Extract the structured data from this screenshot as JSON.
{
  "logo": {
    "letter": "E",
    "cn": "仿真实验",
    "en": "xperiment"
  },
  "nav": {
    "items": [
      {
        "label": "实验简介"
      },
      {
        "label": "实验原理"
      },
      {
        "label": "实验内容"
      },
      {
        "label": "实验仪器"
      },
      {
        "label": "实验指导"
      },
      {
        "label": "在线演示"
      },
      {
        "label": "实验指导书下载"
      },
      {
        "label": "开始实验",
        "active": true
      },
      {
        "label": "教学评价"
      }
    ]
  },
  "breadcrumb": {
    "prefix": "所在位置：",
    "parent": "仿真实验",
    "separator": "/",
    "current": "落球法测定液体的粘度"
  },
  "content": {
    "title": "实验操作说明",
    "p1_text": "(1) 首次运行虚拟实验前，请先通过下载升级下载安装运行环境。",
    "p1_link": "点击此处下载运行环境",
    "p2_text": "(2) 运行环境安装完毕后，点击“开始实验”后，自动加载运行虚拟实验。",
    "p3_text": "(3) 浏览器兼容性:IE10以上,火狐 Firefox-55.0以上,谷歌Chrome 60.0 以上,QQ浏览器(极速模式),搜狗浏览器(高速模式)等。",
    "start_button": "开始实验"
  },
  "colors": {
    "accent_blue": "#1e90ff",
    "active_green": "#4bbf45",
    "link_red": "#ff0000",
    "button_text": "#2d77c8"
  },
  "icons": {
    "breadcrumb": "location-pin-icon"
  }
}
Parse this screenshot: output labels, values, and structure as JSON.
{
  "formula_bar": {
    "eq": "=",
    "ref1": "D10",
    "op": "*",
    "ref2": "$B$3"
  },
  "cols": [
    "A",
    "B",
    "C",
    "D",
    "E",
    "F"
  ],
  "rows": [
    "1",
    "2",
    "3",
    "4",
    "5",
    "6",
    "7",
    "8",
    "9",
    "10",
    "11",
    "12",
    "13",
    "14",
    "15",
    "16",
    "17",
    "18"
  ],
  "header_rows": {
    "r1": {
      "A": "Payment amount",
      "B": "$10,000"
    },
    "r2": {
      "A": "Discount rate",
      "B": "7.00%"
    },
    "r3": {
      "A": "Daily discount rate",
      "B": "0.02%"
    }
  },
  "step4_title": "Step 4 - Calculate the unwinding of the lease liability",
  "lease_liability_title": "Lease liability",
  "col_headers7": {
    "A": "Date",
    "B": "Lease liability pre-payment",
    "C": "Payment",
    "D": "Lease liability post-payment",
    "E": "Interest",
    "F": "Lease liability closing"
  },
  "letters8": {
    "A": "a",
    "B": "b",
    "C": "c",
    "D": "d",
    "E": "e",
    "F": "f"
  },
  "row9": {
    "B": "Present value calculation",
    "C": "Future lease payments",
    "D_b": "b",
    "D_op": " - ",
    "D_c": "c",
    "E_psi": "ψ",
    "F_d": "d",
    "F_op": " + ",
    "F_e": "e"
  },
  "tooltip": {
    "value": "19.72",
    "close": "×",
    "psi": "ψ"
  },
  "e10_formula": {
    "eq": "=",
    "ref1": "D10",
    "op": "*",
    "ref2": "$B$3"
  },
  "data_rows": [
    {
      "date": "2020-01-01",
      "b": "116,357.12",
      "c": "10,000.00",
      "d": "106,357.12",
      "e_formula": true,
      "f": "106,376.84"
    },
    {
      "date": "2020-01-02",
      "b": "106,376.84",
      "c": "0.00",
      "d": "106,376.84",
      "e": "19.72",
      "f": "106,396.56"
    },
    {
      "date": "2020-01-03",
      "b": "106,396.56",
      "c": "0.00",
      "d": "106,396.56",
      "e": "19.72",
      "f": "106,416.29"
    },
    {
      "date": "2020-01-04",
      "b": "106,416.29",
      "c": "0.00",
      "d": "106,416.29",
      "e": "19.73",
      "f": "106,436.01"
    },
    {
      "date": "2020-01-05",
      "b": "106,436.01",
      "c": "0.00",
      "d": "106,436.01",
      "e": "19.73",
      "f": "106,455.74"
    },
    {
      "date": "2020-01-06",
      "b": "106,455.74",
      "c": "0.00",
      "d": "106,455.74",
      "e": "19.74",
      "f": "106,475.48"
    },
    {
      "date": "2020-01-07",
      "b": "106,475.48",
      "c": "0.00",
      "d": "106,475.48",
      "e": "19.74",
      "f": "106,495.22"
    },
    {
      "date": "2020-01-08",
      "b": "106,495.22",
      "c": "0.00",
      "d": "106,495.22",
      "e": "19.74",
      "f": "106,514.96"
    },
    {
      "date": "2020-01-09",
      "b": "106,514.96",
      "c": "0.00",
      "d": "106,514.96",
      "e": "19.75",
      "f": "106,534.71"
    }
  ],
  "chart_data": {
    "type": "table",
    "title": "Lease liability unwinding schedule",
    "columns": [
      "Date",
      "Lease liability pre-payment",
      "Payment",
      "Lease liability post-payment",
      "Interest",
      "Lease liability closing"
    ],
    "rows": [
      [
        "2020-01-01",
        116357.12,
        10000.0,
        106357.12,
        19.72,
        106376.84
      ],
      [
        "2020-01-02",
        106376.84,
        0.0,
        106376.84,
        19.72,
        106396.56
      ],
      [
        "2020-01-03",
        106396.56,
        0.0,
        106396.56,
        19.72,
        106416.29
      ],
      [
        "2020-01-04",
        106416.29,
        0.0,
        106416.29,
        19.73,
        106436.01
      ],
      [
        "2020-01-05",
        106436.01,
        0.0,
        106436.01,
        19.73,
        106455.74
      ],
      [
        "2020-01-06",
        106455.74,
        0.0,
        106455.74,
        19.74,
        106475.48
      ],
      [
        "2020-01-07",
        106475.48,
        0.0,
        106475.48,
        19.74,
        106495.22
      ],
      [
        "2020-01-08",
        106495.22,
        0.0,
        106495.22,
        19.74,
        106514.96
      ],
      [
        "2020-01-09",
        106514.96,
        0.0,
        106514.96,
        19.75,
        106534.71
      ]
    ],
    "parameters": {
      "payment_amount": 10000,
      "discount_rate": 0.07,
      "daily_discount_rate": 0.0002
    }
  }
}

::::

### STATED TASK:
Reproduce the records word for word.

### THE RESULT:
Extract the structured data from this screenshot as JSON.
{
  "logo": {
    "letter": "E",
    "cn": "仿真实验",
    "en": "xperiment"
  },
  "nav": {
    "items": [
      {
        "label": "实验简介"
      },
      {
        "label": "实验原理"
      },
      {
        "label": "实验内容"
      },
      {
        "label": "实验仪器"
      },
      {
        "label": "实验指导"
      },
      {
        "label": "在线演示"
      },
      {
        "label": "实验指导书下载"
      },
      {
        "label": "开始实验",
        "active": true
      },
      {
        "label": "教学评价"
      }
    ]
  },
  "breadcrumb": {
    "prefix": "所在位置：",
    "parent": "仿真实验",
    "separator": "/",
    "current": "落球法测定液体的粘度"
  },
  "content": {
    "title": "实验操作说明",
    "p1_text": "(1) 首次运行虚拟实验前，请先通过下载升级下载安装运行环境。",
    "p1_link": "点击此处下载运行环境",
    "p2_text": "(2) 运行环境安装完毕后，点击“开始实验”后，自动加载运行虚拟实验。",
    "p3_text": "(3) 浏览器兼容性:IE10以上,火狐 Firefox-55.0以上,谷歌Chrome 60.0 以上,QQ浏览器(极速模式),搜狗浏览器(高速模式)等。",
    "start_button": "开始实验"
  },
  "colors": {
    "accent_blue": "#1e90ff",
    "active_green": "#4bbf45",
    "link_red": "#ff0000",
    "button_text": "#2d77c8"
  },
  "icons": {
    "breadcrumb": "location-pin-icon"
  }
}
Parse this screenshot: output labels, values, and structure as JSON.
{
  "formula_bar": {
    "eq": "=",
    "ref1": "D10",
    "op": "*",
    "ref2": "$B$3"
  },
  "cols": [
    "A",
    "B",
    "C",
    "D",
    "E",
    "F"
  ],
  "rows": [
    "1",
    "2",
    "3",
    "4",
    "5",
    "6",
    "7",
    "8",
    "9",
    "10",
    "11",
    "12",
    "13",
    "14",
    "15",
    "16",
    "17",
    "18"
  ],
  "header_rows": {
    "r1": {
      "A": "Payment amount",
      "B": "$10,000"
    },
    "r2": {
      "A": "Discount rate",
      "B": "7.00%"
    },
    "r3": {
      "A": "Daily discount rate",
      "B": "0.02%"
    }
  },
  "step4_title": "Step 4 - Calculate the unwinding of the lease liability",
  "lease_liability_title": "Lease liability",
  "col_headers7": {
    "A": "Date",
    "B": "Lease liability pre-payment",
    "C": "Payment",
    "D": "Lease liability post-payment",
    "E": "Interest",
    "F": "Lease liability closing"
  },
  "letters8": {
    "A": "a",
    "B": "b",
    "C": "c",
    "D": "d",
    "E": "e",
    "F": "f"
  },
  "row9": {
    "B": "Present value calculation",
    "C": "Future lease payments",
    "D_b": "b",
    "D_op": " - ",
    "D_c": "c",
    "E_psi": "ψ",
    "F_d": "d",
    "F_op": " + ",
    "F_e": "e"
  },
  "tooltip": {
    "value": "19.72",
    "close": "×",
    "psi": "ψ"
  },
  "e10_formula": {
    "eq": "=",
    "ref1": "D10",
    "op": "*",
    "ref2": "$B$3"
  },
  "data_rows": [
    {
      "date": "2020-01-01",
      "b": "116,357.12",
      "c": "10,000.00",
      "d": "106,357.12",
      "e_formula": true,
      "f": "106,376.84"
    },
    {
      "date": "2020-01-02",
      "b": "106,376.84",
      "c": "0.00",
      "d": "106,376.84",
      "e": "19.72",
      "f": "106,396.56"
    },
    {
      "date": "2020-01-03",
      "b": "106,396.56",
      "c": "0.00",
      "d": "106,396.56",
      "e": "19.72",
      "f": "106,416.29"
    },
    {
      "date": "2020-01-04",
      "b": "106,416.29",
      "c": "0.00",
      "d": "106,416.29",
      "e": "19.73",
      "f": "106,436.01"
    },
    {
      "date": "2020-01-05",
      "b": "106,436.01",
      "c": "0.00",
      "d": "106,436.01",
      "e": "19.73",
      "f": "106,455.74"
    },
    {
      "date": "2020-01-06",
      "b": "106,455.74",
      "c": "0.00",
      "d": "106,455.74",
      "e": "19.74",
      "f": "106,475.48"
    },
    {
      "date": "2020-01-07",
      "b": "106,475.48",
      "c": "0.00",
      "d": "106,475.48",
      "e": "19.74",
      "f": "106,495.22"
    },
    {
      "date": "2020-01-08",
      "b": "106,495.22",
      "c": "0.00",
      "d": "106,495.22",
      "e": "19.74",
      "f": "106,514.96"
    },
    {
      "date": "2020-01-09",
      "b": "106,514.96",
      "c": "0.00",
      "d": "106,514.96",
      "e": "19.75",
      "f": "106,534.71"
    }
  ],
  "chart_data": {
    "type": "table",
    "title": "Lease liability unwinding schedule",
    "columns": [
      "Date",
      "Lease liability pre-payment",
      "Payment",
      "Lease liability post-payment",
      "Interest",
      "Lease liability closing"
    ],
    "rows": [
      [
        "2020-01-01",
        116357.12,
        10000.0,
        106357.12,
        19.72,
        106376.84
      ],
      [
        "2020-01-02",
        106376.84,
        0.0,
        106376.84,
        19.72,
        106396.56
      ],
      [
        "2020-01-03",
        106396.56,
        0.0,
        106396.56,
        19.72,
        106416.29
      ],
      [
        "2020-01-04",
        106416.29,
        0.0,
        106416.29,
        19.73,
        106436.01
      ],
      [
        "2020-01-05",
        106436.01,
        0.0,
        106436.01,
        19.73,
        106455.74
      ],
      [
        "2020-01-06",
        106455.74,
        0.0,
        106455.74,
        19.74,
        106475.48
      ],
      [
        "2020-01-07",
        106475.48,
        0.0,
        106475.48,
        19.74,
        106495.22
      ],
      [
        "2020-01-08",
        106495.22,
        0.0,
        106495.22,
        19.74,
        106514.96
      ],
      [
        "2020-01-09",
        106514.96,
        0.0,
        106514.96,
        19.75,
        106534.71
      ]
    ],
    "parameters": {
      "payment_amount": 10000,
      "discount_rate": 0.07,
      "daily_discount_rate": 0.0002
    }
  }
}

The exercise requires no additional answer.